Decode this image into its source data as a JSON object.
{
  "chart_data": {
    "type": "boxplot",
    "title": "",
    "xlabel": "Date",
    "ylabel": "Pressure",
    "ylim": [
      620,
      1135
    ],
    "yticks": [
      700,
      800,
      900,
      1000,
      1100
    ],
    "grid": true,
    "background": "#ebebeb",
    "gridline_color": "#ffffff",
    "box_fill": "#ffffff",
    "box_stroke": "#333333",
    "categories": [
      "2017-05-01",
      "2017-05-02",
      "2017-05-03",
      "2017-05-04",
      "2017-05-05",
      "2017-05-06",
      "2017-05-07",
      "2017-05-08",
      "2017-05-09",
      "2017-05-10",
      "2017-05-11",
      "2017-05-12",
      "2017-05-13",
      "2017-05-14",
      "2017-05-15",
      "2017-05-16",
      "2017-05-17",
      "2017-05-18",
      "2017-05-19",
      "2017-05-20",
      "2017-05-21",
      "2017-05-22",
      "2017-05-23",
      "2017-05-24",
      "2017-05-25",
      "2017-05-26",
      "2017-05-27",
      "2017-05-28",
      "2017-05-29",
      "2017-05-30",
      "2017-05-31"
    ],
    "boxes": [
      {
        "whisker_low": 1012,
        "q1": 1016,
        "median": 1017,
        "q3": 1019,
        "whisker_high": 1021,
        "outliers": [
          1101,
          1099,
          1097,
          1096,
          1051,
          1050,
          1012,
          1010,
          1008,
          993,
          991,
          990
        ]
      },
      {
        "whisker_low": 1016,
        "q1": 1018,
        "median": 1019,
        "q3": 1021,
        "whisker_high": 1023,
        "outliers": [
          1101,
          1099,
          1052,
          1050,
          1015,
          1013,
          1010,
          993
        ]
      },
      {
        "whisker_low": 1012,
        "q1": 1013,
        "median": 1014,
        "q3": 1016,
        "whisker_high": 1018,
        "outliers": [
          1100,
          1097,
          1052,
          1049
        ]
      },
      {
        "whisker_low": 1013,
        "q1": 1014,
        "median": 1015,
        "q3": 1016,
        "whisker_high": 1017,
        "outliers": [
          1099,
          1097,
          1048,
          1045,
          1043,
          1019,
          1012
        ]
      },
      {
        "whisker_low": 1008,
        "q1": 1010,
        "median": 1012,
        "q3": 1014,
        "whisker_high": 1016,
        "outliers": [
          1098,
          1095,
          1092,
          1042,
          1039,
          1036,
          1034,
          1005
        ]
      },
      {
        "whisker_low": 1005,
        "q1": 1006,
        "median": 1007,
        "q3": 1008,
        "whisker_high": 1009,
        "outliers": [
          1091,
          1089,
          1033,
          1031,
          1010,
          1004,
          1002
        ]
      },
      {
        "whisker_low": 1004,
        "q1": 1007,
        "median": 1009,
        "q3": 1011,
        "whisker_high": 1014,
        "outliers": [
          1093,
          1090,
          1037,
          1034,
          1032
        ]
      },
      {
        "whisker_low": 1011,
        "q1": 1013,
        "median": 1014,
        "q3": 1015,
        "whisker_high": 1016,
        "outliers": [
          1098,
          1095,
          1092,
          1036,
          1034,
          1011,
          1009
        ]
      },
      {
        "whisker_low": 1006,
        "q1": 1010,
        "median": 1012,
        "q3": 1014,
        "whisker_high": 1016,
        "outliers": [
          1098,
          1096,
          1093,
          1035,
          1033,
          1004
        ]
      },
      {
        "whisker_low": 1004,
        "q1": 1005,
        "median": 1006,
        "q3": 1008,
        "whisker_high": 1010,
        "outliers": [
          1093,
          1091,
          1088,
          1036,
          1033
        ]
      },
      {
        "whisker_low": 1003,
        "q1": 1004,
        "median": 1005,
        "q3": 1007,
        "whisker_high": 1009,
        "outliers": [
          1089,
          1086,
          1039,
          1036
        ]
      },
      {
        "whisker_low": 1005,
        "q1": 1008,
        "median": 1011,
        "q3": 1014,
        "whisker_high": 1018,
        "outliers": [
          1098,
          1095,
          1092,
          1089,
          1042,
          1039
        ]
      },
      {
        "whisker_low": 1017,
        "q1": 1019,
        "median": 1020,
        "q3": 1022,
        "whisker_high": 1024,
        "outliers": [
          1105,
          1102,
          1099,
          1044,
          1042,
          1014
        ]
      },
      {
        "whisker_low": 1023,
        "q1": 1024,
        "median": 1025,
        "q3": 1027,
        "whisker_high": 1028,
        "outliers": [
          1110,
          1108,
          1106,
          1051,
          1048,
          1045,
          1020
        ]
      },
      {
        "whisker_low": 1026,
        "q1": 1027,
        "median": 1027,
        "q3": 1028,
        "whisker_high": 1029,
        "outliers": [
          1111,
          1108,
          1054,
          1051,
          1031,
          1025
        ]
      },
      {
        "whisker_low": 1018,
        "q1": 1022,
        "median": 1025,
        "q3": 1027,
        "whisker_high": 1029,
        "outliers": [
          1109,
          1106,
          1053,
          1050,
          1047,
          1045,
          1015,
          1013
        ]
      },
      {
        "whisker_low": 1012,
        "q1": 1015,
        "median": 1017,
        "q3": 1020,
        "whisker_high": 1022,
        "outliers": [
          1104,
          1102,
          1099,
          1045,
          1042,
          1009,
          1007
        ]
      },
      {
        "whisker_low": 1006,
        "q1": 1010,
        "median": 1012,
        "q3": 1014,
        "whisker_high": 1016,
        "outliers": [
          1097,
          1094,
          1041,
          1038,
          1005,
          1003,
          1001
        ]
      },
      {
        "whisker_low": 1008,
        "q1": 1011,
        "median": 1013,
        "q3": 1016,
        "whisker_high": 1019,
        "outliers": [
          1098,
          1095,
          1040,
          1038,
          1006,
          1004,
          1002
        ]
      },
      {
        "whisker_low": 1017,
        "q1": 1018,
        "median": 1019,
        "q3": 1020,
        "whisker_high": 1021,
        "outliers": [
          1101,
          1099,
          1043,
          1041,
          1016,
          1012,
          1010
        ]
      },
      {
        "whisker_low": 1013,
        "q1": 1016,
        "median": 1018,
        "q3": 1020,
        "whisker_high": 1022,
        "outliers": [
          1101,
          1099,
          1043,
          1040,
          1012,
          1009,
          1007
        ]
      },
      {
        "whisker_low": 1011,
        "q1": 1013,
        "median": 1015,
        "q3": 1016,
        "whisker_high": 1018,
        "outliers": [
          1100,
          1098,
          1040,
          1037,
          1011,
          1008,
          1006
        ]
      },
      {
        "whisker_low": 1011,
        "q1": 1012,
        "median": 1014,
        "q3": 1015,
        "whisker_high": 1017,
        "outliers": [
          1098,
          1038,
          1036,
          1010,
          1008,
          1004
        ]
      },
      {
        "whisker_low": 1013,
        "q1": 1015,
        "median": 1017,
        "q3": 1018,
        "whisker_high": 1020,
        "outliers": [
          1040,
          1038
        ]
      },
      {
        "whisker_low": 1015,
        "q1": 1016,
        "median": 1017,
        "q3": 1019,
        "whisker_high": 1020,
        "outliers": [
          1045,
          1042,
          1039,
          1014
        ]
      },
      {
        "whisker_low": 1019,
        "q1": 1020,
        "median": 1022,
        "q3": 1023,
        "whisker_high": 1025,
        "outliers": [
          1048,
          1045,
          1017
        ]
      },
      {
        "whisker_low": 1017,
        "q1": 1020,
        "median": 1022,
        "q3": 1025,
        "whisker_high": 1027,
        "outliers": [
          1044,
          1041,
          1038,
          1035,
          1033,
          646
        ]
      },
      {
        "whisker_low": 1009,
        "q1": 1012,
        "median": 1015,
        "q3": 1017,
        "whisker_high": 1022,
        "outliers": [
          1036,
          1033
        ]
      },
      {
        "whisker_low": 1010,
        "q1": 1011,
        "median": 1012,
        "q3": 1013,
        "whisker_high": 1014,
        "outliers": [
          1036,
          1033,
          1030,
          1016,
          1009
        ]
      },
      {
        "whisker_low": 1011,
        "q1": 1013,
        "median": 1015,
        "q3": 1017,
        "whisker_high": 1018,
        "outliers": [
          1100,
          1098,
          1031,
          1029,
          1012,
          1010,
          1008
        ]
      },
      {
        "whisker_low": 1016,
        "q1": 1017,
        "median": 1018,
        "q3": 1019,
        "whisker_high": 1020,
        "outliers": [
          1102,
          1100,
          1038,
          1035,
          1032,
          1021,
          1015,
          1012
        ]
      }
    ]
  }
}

....................

= Task brief =
Filter lines by "ffffff" and return each hit.

= Final result =
    "gridline_color": "#ffffff",
    "box_fill": "#ffffff",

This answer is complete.